Begin
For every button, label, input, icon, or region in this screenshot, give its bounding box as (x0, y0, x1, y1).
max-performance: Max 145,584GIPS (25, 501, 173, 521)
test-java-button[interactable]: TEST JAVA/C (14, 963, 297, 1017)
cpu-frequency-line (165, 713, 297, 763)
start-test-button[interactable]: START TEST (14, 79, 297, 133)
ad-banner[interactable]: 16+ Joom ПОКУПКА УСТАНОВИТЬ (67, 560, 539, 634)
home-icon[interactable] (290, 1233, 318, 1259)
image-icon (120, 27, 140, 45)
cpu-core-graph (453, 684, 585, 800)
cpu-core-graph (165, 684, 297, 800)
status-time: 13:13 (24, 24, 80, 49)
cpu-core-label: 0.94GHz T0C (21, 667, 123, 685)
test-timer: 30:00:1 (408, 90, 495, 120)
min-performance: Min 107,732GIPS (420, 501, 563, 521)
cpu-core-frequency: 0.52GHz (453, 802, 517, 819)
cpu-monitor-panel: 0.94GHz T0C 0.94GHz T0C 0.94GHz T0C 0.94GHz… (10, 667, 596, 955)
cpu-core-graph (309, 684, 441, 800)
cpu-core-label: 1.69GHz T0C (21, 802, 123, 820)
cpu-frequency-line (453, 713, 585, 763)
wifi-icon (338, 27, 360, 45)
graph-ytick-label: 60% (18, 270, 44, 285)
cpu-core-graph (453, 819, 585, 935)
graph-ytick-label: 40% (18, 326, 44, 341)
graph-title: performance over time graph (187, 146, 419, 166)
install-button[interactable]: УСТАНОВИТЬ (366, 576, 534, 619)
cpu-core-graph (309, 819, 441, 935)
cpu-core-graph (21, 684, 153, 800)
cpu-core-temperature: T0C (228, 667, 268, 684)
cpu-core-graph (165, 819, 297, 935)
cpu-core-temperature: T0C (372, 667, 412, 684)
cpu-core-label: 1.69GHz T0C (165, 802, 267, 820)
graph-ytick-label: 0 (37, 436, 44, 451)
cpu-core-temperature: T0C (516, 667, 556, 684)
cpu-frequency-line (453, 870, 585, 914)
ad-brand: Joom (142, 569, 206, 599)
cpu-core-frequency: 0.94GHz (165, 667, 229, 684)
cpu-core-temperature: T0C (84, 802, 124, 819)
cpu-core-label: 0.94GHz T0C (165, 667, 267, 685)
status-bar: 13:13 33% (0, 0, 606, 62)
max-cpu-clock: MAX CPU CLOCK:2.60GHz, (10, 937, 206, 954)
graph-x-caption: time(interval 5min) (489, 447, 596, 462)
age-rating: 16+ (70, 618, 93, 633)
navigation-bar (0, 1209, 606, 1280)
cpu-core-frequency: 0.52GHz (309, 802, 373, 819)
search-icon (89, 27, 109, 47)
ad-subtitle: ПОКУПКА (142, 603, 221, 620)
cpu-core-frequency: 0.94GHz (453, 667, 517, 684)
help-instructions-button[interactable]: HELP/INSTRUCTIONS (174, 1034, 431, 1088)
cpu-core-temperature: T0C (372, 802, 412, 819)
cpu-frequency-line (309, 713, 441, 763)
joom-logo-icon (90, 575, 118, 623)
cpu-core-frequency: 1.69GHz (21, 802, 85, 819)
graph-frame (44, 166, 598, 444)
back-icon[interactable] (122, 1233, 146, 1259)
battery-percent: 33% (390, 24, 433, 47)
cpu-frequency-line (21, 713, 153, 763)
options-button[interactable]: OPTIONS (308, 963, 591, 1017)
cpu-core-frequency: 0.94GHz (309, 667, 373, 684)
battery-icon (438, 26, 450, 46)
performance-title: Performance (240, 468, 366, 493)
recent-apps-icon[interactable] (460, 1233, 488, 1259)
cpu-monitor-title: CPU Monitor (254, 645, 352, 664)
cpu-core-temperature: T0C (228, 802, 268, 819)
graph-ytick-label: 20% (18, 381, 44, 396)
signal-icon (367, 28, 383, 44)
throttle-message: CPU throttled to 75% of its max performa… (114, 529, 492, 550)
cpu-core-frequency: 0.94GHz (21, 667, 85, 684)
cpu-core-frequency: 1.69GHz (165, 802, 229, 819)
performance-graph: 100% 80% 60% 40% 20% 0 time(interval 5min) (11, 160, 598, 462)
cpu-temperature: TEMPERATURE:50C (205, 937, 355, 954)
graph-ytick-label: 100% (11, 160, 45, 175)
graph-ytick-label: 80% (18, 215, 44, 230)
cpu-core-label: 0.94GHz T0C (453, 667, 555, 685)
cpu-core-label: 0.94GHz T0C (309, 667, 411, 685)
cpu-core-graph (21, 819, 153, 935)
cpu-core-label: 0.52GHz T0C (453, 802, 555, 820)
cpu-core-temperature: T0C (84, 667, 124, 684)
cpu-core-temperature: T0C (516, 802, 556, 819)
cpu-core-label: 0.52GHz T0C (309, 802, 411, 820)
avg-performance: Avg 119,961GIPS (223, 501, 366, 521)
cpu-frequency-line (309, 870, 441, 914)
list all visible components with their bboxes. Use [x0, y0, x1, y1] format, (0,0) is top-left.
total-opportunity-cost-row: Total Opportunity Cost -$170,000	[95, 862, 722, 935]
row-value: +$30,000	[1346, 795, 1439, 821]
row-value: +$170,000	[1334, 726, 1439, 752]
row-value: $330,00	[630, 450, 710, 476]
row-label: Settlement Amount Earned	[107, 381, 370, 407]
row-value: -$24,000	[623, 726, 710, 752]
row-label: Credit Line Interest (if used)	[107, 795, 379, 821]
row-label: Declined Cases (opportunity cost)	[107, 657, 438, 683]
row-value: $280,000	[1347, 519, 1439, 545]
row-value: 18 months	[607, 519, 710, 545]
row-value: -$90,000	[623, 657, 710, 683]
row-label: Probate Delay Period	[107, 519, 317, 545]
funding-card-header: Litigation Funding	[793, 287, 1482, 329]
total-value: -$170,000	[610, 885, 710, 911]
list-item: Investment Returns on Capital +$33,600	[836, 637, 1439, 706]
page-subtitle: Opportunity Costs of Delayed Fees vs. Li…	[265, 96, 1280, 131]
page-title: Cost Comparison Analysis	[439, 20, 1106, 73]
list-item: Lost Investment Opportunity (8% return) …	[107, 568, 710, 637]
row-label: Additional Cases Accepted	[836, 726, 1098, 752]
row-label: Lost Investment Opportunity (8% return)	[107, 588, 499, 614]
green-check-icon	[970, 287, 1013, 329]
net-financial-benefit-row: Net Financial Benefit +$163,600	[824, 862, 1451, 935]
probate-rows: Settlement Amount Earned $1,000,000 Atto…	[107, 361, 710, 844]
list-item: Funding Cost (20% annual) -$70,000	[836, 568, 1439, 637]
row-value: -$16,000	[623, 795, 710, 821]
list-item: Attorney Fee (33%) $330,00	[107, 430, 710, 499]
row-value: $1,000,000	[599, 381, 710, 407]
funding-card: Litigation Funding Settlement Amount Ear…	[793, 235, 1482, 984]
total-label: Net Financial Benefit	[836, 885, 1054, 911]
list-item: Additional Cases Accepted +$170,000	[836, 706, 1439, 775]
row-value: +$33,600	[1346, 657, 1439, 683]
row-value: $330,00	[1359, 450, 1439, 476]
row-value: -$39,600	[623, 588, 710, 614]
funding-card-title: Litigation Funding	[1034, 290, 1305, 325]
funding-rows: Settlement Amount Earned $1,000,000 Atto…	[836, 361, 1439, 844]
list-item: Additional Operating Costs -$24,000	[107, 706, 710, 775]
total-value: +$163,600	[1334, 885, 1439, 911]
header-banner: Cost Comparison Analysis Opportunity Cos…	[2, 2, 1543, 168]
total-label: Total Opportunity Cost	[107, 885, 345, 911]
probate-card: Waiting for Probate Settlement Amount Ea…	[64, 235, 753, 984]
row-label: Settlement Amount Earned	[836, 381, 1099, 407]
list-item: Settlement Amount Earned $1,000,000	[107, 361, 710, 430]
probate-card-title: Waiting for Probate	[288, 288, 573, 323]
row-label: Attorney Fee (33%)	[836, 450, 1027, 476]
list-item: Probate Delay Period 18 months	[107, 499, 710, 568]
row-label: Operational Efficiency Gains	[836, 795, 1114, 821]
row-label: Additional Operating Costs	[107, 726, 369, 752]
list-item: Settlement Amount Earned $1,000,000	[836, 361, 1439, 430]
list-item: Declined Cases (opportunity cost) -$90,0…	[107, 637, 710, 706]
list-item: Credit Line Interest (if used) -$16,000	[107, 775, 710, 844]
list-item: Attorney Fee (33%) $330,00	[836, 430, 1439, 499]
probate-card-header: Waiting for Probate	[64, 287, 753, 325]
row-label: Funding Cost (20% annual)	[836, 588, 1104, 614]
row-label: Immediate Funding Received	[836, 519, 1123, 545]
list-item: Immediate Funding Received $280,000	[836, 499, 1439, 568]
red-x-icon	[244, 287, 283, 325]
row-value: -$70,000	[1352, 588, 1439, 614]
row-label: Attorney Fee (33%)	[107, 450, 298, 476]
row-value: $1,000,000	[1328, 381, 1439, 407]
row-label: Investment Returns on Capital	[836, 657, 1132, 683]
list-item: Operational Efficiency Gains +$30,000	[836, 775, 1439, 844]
End
- _Exercise directions_
Please arrange the stretch from the start of the records through the line that contains "max-cpu-clock: MAX CPU" as a Markdown table with the columns No. and Text, giving each line its own numbered row and leaving out blank lines.

- _Result of this task_
| No. | Text |
|---|---|
| 1 | For every button, label, input, icon, or region in this screenshot, give its bounding box as (x0, y0, x1, y1). |
| 2 | max-performance: Max 145,584GIPS (25, 501, 173, 521) |
| 3 | test-java-button[interactable]: TEST JAVA/C (14, 963, 297, 1017) |
| 4 | cpu-frequency-line (165, 713, 297, 763) |
| 5 | start-test-button[interactable]: START TEST (14, 79, 297, 133) |
| 6 | ad-banner[interactable]: 16+ Joom ПОКУПКА УСТАНОВИТЬ (67, 560, 539, 634) |
| 7 | home-icon[interactable] (290, 1233, 318, 1259) |
| 8 | image-icon (120, 27, 140, 45) |
| 9 | cpu-core-graph (453, 684, 585, 800) |
| 10 | cpu-core-graph (165, 684, 297, 800) |
| 11 | status-time: 13:13 (24, 24, 80, 49) |
| 12 | cpu-core-label: 0.94GHz T0C (21, 667, 123, 685) |
| 13 | test-timer: 30:00:1 (408, 90, 495, 120) |
| 14 | min-performance: Min 107,732GIPS (420, 501, 563, 521) |
| 15 | cpu-core-frequency: 0.52GHz (453, 802, 517, 819) |
| 16 | cpu-monitor-panel: 0.94GHz T0C 0.94GHz T0C 0.94GHz T0C 0.94GHz… (10, 667, 596, 955) |
| 17 | cpu-core-graph (309, 684, 441, 800) |
| 18 | cpu-core-label: 1.69GHz T0C (21, 802, 123, 820) |
| 19 | cpu-frequency-line (453, 713, 585, 763) |
| 20 | wifi-icon (338, 27, 360, 45) |
| 21 | graph-ytick-label: 60% (18, 270, 44, 285) |
| 22 | cpu-core-graph (453, 819, 585, 935) |
| 23 | graph-ytick-label: 40% (18, 326, 44, 341) |
| 24 | graph-title: performance over time graph (187, 146, 419, 166) |
| 25 | install-button[interactable]: УСТАНОВИТЬ (366, 576, 534, 619) |
| 26 | cpu-core-graph (309, 819, 441, 935) |
| 27 | cpu-core-graph (21, 684, 153, 800) |
| 28 | cpu-core-temperature: T0C (228, 667, 268, 684) |
| 29 | cpu-core-graph (165, 819, 297, 935) |
| 30 | cpu-core-temperature: T0C (372, 667, 412, 684) |
| 31 | cpu-core-label: 1.69GHz T0C (165, 802, 267, 820) |
| 32 | graph-ytick-label: 0 (37, 436, 44, 451) |
| 33 | cpu-core-temperature: T0C (516, 667, 556, 684) |
| 34 | cpu-frequency-line (453, 870, 585, 914) |
| 35 | ad-brand: Joom (142, 569, 206, 599) |
| 36 | cpu-core-frequency: 0.94GHz (165, 667, 229, 684) |
| 37 | cpu-core-temperature: T0C (84, 802, 124, 819) |
| 38 | cpu-core-label: 0.94GHz T0C (165, 667, 267, 685) |
| 39 | status-bar: 13:13 33% (0, 0, 606, 62) |
| 40 | max-cpu-clock: MAX CPU CLOCK:2.60GHz, (10, 937, 206, 954) |